# [Written exercise A]
Using the budget interview transcript, answer each question:
(i) Which radio station carried the interview, and who conducted it?
(ii) What is the transcript number?
(iii) Between what dates did Peter Costello serve as Treasurer?
# [Written exercise B]
Continue the budget interview transcript from its final line, starting with the Treasurer's reply to Murray's remark about pensioners and the GST.

The Crest of the Commonwealth of Australia Treasury Portfolio Ministers
Picture of Peter Costello

Peter Costello

Treasurer

11 March 1996 - 3 December 2007

Transcript of 23/05/01

Transcript No. 2001/071

TRANSCRIPT
of
THE HON PETER COSTELLO MP
Treasurer

Radio 6PR – Interview with Paul Murray
Wednesday, 23 May 2001
10.35am

SUBJECTS: Budget

MURRAY:

The Treasurer is on the line now, good morning Peter Costello.

TREASURER:

Hello Paul, how are you?

MURRAY:

Very well thank you. Congratulations.

TREASURER:

Thank you.

MURRAY:

I suppose those congratulations are mainly aimed at the fact that you finally seem to have accepted that Australia’s pensioners have been put on the ropes by your GST.

# [Data rows]
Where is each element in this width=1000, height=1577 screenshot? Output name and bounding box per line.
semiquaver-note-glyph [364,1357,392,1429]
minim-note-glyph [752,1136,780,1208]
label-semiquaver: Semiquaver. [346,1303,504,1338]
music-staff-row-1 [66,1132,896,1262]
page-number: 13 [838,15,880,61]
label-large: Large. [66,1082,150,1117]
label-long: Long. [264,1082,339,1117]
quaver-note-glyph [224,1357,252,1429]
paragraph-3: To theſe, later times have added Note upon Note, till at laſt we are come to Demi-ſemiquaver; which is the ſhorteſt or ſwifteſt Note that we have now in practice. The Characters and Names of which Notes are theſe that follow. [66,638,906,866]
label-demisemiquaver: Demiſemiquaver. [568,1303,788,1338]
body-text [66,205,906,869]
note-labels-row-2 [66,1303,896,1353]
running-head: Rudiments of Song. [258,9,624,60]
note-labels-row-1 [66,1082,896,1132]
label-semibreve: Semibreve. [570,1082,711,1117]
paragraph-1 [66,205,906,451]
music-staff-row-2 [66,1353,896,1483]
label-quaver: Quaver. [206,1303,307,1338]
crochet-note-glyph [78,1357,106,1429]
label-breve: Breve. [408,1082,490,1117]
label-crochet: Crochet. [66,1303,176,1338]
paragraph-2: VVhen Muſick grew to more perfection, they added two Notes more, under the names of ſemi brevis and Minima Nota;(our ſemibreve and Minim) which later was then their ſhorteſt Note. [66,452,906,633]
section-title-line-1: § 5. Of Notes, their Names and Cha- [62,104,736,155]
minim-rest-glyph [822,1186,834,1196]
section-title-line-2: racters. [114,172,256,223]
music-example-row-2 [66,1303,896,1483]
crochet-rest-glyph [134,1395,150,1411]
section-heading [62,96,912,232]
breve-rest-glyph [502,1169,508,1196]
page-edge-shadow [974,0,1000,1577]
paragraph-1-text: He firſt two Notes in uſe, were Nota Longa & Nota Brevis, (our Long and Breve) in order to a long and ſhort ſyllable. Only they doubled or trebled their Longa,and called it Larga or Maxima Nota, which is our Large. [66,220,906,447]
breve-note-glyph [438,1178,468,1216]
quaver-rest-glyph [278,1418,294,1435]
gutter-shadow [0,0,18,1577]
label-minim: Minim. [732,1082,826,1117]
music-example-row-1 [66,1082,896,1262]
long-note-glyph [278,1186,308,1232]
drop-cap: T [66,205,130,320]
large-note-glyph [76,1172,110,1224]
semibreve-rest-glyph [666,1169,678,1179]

# [Output A]
(i) Radio 6PR; Paul Murray.
(ii) 2001/071.
(iii) 11 March 1996 to 3 December 2007.

# [Output B]
TREASURER:

Well, this is a benefit for Australia’s aged pensioners whether they are full or part pensioner, they should be getting a bonus next month of $300. We’ve got the legislation in the Parliament and provided the Labor Party doesn’t try and delay or obstruct or try and play some silly game with it, it can be paid next month. I think it will be welcomed by all Australian aged pensioners.

MURRAY:

Am I being cynical to take the point of view that a $300 cash payment to the pensioners and considerable tax cuts that go with them seem to equate to an acceptance of a major stuff up in the way you handled them when the GST was introduced?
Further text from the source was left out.